» **To do**
Which lines of the records contain "pill"? Collect every one of them.

Dataset records:

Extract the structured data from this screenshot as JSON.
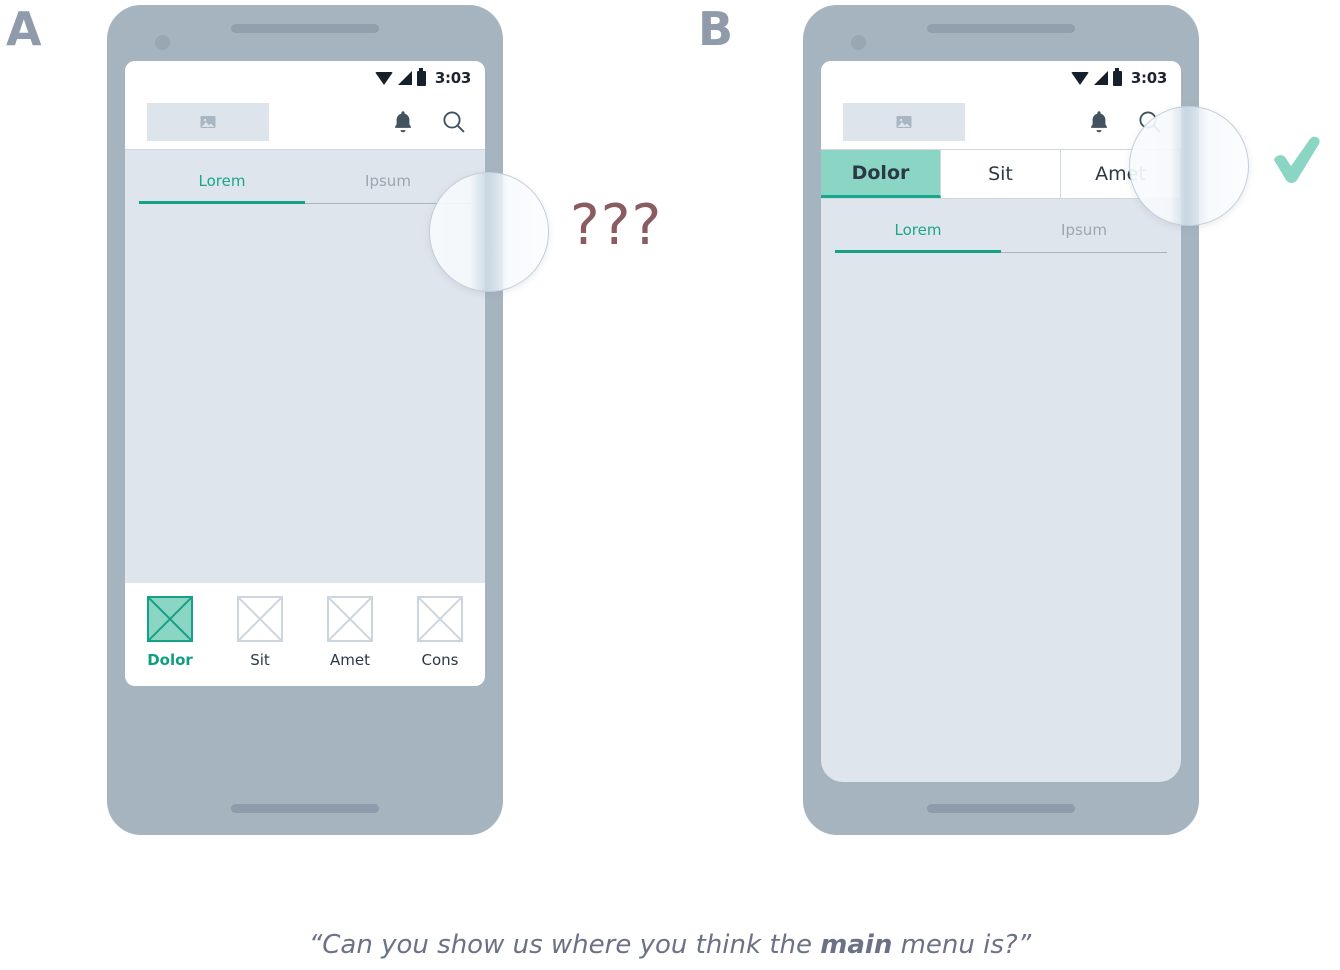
{
  "panels": [
    {
      "label": "A"
    },
    {
      "label": "B"
    }
  ],
  "statusbar": {
    "time": "3:03",
    "icons": [
      "wifi-icon",
      "signal-icon",
      "battery-icon"
    ]
  },
  "appbar": {
    "logo_icon": "image-placeholder-icon",
    "actions": [
      {
        "icon": "bell-icon"
      },
      {
        "icon": "search-icon"
      }
    ]
  },
  "phone_a": {
    "content_tabs": [
      {
        "label": "Lorem",
        "active": true
      },
      {
        "label": "Ipsum",
        "active": false
      }
    ],
    "bottom_nav": [
      {
        "label": "Dolor",
        "active": true
      },
      {
        "label": "Sit",
        "active": false
      },
      {
        "label": "Amet",
        "active": false
      },
      {
        "label": "Cons",
        "active": false
      }
    ]
  },
  "phone_b": {
    "top_tabs": [
      {
        "label": "Dolor",
        "active": true
      },
      {
        "label": "Sit",
        "active": false
      },
      {
        "label": "Amet",
        "active": false
      }
    ],
    "content_tabs": [
      {
        "label": "Lorem",
        "active": true
      },
      {
        "label": "Ipsum",
        "active": false
      }
    ]
  },
  "annotations": {
    "question_marks": "???",
    "check_mark": "check-icon"
  },
  "caption": {
    "before": "“Can you show us where you think the ",
    "emphasis": "main",
    "after": " menu is?”"
  },
  "colors": {
    "teal_accent": "#16a085",
    "mint_fill": "#8ad5c3",
    "phone_body": "#a6b4c0",
    "screen_bg": "#dfe5ec",
    "question_mauve": "#8b5b62",
    "check_mint": "#8ad5c3",
    "label_grey": "#8f9bab",
    "caption_grey": "#6b7285"
  }
}
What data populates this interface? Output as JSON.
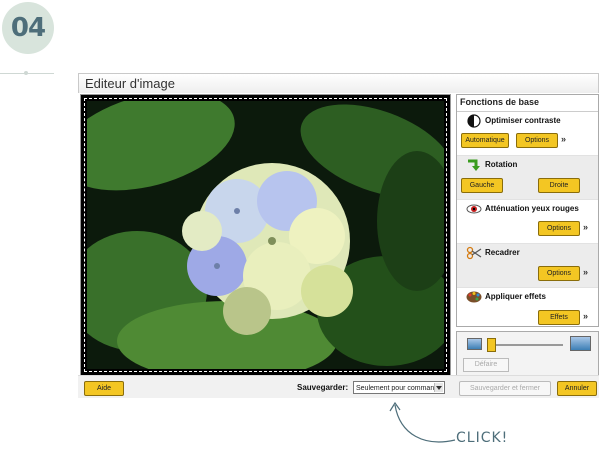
{
  "step": {
    "number": "04"
  },
  "window": {
    "title": "Editeur d'image"
  },
  "panel": {
    "title": "Fonctions de base",
    "sections": [
      {
        "title": "Optimiser contraste",
        "icon": "contrast-icon",
        "buttons": [
          "Automatique",
          "Options"
        ]
      },
      {
        "title": "Rotation",
        "icon": "rotate-arrow-icon",
        "buttons": [
          "Gauche",
          "Droite"
        ]
      },
      {
        "title": "Atténuation yeux rouges",
        "icon": "red-eye-icon",
        "buttons": [
          "Options"
        ]
      },
      {
        "title": "Recadrer",
        "icon": "scissors-icon",
        "buttons": [
          "Options"
        ]
      },
      {
        "title": "Appliquer effets",
        "icon": "palette-icon",
        "buttons": [
          "Effets"
        ]
      }
    ],
    "chevron": "»"
  },
  "adjust": {
    "undo_label": "Défaire"
  },
  "footer": {
    "help_label": "Aide",
    "save_label": "Sauvegarder:",
    "save_option": "Seulement pour commande",
    "save_close_label": "Sauvegarder et fermer",
    "cancel_label": "Annuler"
  },
  "annotation": {
    "click_text": "CLICK!"
  },
  "colors": {
    "accent_button": "#f3c623",
    "badge_bg": "#d8e4dc",
    "badge_text": "#4e6e7a"
  }
}
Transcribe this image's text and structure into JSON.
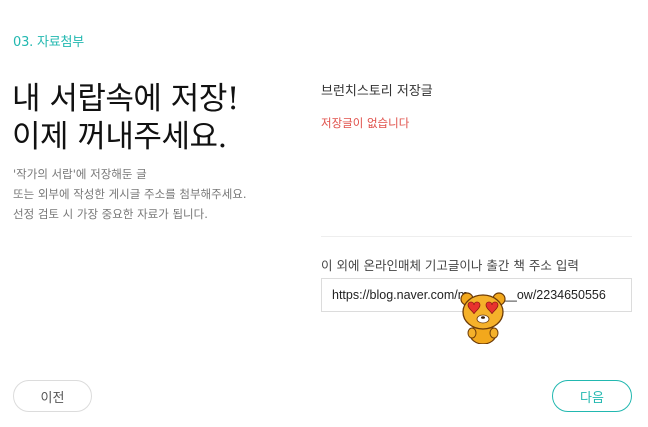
{
  "step": {
    "label": "03. 자료첨부"
  },
  "headline": {
    "line1": "내 서랍속에 저장!",
    "line2": "이제 꺼내주세요."
  },
  "description": {
    "line1": "'작가의 서랍'에 저장해둔 글",
    "line2": "또는 외부에 작성한 게시글 주소를 첨부해주세요.",
    "line3": "선정 검토 시 가장 중요한 자료가 됩니다."
  },
  "drawer": {
    "title": "브런치스토리 저장글",
    "empty_message": "저장글이 없습니다"
  },
  "external": {
    "label": "이 외에 온라인매체 기고글이나 출간 책 주소 입력",
    "url_value": "https://blog.naver.com/m_______ow/2234650556"
  },
  "buttons": {
    "prev": "이전",
    "next": "다음"
  },
  "sticker": {
    "icon": "bear-heart-eyes-sticker-icon"
  },
  "colors": {
    "accent": "#22b8b0",
    "error": "#e0504a"
  }
}
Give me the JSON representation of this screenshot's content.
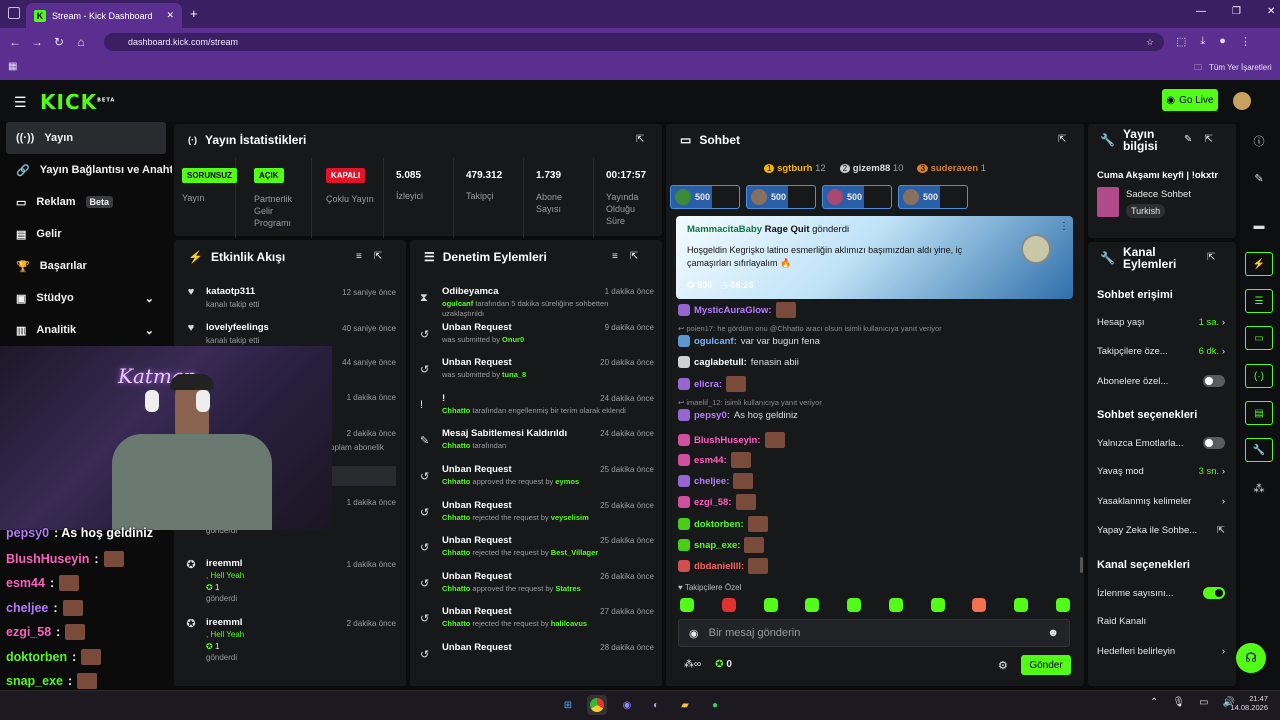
{
  "browser": {
    "tab_title": "Stream - Kick Dashboard",
    "url": "dashboard.kick.com/stream",
    "bookmarks_label": "Tüm Yer İşaretleri",
    "new_tab": "+"
  },
  "header": {
    "logo": "KICK",
    "logo_badge": "BETA",
    "go_live": "Go Live"
  },
  "sidebar": {
    "items": [
      {
        "label": "Yayın",
        "icon": "broadcast-icon"
      },
      {
        "label": "Yayın Bağlantısı ve Anahtarı",
        "icon": "link-icon"
      },
      {
        "label": "Reklam",
        "badge": "Beta",
        "icon": "ad-icon"
      },
      {
        "label": "Gelir",
        "icon": "revenue-icon"
      },
      {
        "label": "Başarılar",
        "icon": "trophy-icon"
      },
      {
        "label": "Stüdyo",
        "icon": "studio-icon"
      },
      {
        "label": "Analitik",
        "icon": "analytics-icon"
      }
    ]
  },
  "stats": {
    "title": "Yayın İstatistikleri",
    "items": [
      {
        "pill": "SORUNSUZ",
        "label": "Yayın"
      },
      {
        "pill": "AÇIK",
        "label": "Partnerlik Gelir Programı"
      },
      {
        "pill": "KAPALI",
        "label": "Çoklu Yayın"
      },
      {
        "value": "5.085",
        "label": "İzleyici"
      },
      {
        "value": "479.312",
        "label": "Takipçi"
      },
      {
        "value": "1.739",
        "label": "Abone Sayısı"
      },
      {
        "value": "00:17:57",
        "label": "Yayında Olduğu Süre"
      }
    ]
  },
  "activity": {
    "title": "Etkinlik Akışı",
    "items": [
      {
        "name": "kataotp311",
        "desc": "kanalı takip etti",
        "time": "12 saniye önce"
      },
      {
        "name": "lovelyfeelings",
        "desc": "kanalı takip etti",
        "time": "40 saniye önce"
      },
      {
        "time": "44 saniye önce"
      },
      {
        "time": "1 dakika önce"
      },
      {
        "time": "2 dakika önce",
        "desc": "oplam abonelik"
      },
      {
        "time": "1 dakika önce",
        "desc": "gönderdi",
        "count": "1"
      },
      {
        "name": "ireemml",
        "desc": ", Hell Yeah",
        "count": "1",
        "sent": "gönderdi",
        "time": "1 dakika önce"
      },
      {
        "name": "ireemml",
        "desc": ", Hell Yeah",
        "count": "1",
        "sent": "gönderdi",
        "time": "2 dakika önce"
      }
    ]
  },
  "moderation": {
    "title": "Denetim Eylemleri",
    "items": [
      {
        "title": "Odibeyamca",
        "sub_user": "ogulcanf",
        "sub": " tarafından 5 dakika süreliğine sohbetten uzaklaştırıldı",
        "time": "1 dakika önce"
      },
      {
        "title": "Unban Request",
        "sub": "was submitted by ",
        "sub_user": "Onur0",
        "time": "9 dakika önce"
      },
      {
        "title": "Unban Request",
        "sub": "was submitted by ",
        "sub_user": "tuna_8",
        "time": "20 dakika önce"
      },
      {
        "title": "!",
        "sub_user": "Chhatto",
        "sub": " tarafından engellenmiş bir terim olarak eklendi",
        "time": "24 dakika önce"
      },
      {
        "title": "Mesaj Sabitlemesi Kaldırıldı",
        "sub_user": "Chhatto",
        "sub": " tarafından",
        "time": "24 dakika önce"
      },
      {
        "title": "Unban Request",
        "sub_user": "Chhatto",
        "sub": " approved the request by ",
        "target": "eymos",
        "time": "25 dakika önce"
      },
      {
        "title": "Unban Request",
        "sub_user": "Chhatto",
        "sub": " rejected the request by ",
        "target": "veyselisim",
        "time": "25 dakika önce"
      },
      {
        "title": "Unban Request",
        "sub_user": "Chhatto",
        "sub": " rejected the request by ",
        "target": "Best_Villager",
        "time": "25 dakika önce"
      },
      {
        "title": "Unban Request",
        "sub_user": "Chhatto",
        "sub": " approved the request by ",
        "target": "Statres",
        "time": "26 dakika önce"
      },
      {
        "title": "Unban Request",
        "sub_user": "Chhatto",
        "sub": " rejected the request by ",
        "target": "halilcavus",
        "time": "27 dakika önce"
      },
      {
        "title": "Unban Request",
        "time": "28 dakika önce"
      }
    ]
  },
  "chat": {
    "title": "Sohbet",
    "top_gifters": [
      {
        "rank": "1",
        "name": "sgtburh",
        "count": "12"
      },
      {
        "rank": "2",
        "name": "gizem88",
        "count": "10"
      },
      {
        "rank": "3",
        "name": "suderaven",
        "count": "1"
      }
    ],
    "kicks_chips": [
      "500",
      "500",
      "500",
      "500"
    ],
    "pinned": {
      "user": "MammacitaBaby",
      "gift": "Rage Quit",
      "sent": "gönderdi",
      "message": "Hoşgeldin Kegrişko latino esmerliğin aklımızı başımızdan aldı yine, iç çamaşırları sıfırlayalım 🔥",
      "amount": "500",
      "timer": "06:26"
    },
    "messages": [
      {
        "user": "MysticAuraGlow:",
        "color": "#b57bff"
      },
      {
        "reply": "poien17: he gördüm onu @Chhatto aracı olsun",
        "reply2": "isimli kullanıcıya yanıt veriyor"
      },
      {
        "user": "ogulcanf:",
        "color": "#6fb6ff",
        "text": "var var bugun fena"
      },
      {
        "user": "caglabetull:",
        "color": "#ffffff",
        "text": "fenasin abii"
      },
      {
        "user": "elicra:",
        "color": "#b57bff"
      },
      {
        "reply": "imaelif_12:",
        "reply2": "isimli kullanıcıya yanıt veriyor"
      },
      {
        "user": "pepsy0:",
        "color": "#b57bff",
        "text": "As hoş geldiniz"
      },
      {
        "user": "BlushHuseyin:",
        "color": "#ff5fc2"
      },
      {
        "user": "esm44:",
        "color": "#ff5fc2"
      },
      {
        "user": "cheljee:",
        "color": "#b57bff"
      },
      {
        "user": "ezgi_58:",
        "color": "#ff5fc2"
      },
      {
        "user": "doktorben:",
        "color": "#53fc18"
      },
      {
        "user": "snap_exe:",
        "color": "#53fc18"
      },
      {
        "user": "dbdaniellll:",
        "color": "#ff5f5f"
      }
    ],
    "followers_label": "Takipçilere Özel",
    "input_placeholder": "Bir mesaj gönderin",
    "send": "Gönder",
    "kicks_count": "0"
  },
  "info": {
    "title": "Yayın bilgisi",
    "stream_title": "Cuma Akşamı keyfi | !okxtr",
    "category": "Sadece Sohbet",
    "language": "Turkish"
  },
  "channel_actions": {
    "title": "Kanal Eylemleri",
    "chat_access": "Sohbet erişimi",
    "account_age": {
      "label": "Hesap yaşı",
      "value": "1 sa."
    },
    "followers_only": {
      "label": "Takipçilere öze...",
      "value": "6 dk."
    },
    "subs_only": {
      "label": "Abonelere özel..."
    },
    "chat_options": "Sohbet seçenekleri",
    "emotes_only": {
      "label": "Yalnızca Emotlarla..."
    },
    "slow_mode": {
      "label": "Yavaş mod",
      "value": "3 sn."
    },
    "banned_words": {
      "label": "Yasaklanmış kelimeler"
    },
    "ai": {
      "label": "Yapay Zeka ile Sohbe..."
    },
    "channel_options": "Kanal seçenekleri",
    "viewer_count": {
      "label": "İzlenme sayısını..."
    },
    "raid": {
      "label": "Raid Kanalı"
    },
    "goals": {
      "label": "Hedefleri belirleyin"
    }
  },
  "webcam": {
    "neon": "Katman",
    "chat": [
      {
        "user": "pepsy0",
        "text": ": As hoş geldiniz",
        "color": "#b57bff"
      },
      {
        "user": "BlushHuseyin",
        "text": " :",
        "color": "#ff5fc2"
      },
      {
        "user": "esm44",
        "text": " :",
        "color": "#ff5fc2"
      },
      {
        "user": "cheljee",
        "text": " :",
        "color": "#b57bff"
      },
      {
        "user": "ezgi_58",
        "text": " :",
        "color": "#ff5fc2"
      },
      {
        "user": "doktorben",
        "text": " :",
        "color": "#53fc18"
      },
      {
        "user": "snap_exe",
        "text": " :",
        "color": "#53fc18"
      },
      {
        "user": "dbdaniellll",
        "text": " :",
        "color": "#ff5f5f"
      }
    ]
  },
  "taskbar": {
    "time": "21:47",
    "date": "14.08.2026"
  }
}
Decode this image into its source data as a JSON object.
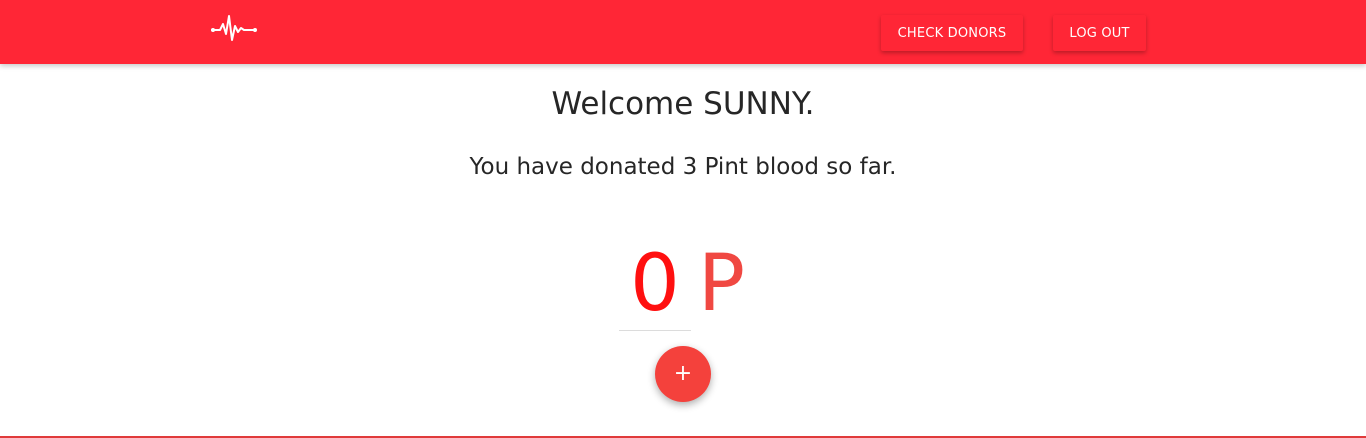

» **Final result**
        "pill": "SORUNSUZ",
        "pill": "AÇIK",
        "pill": "KAPALI",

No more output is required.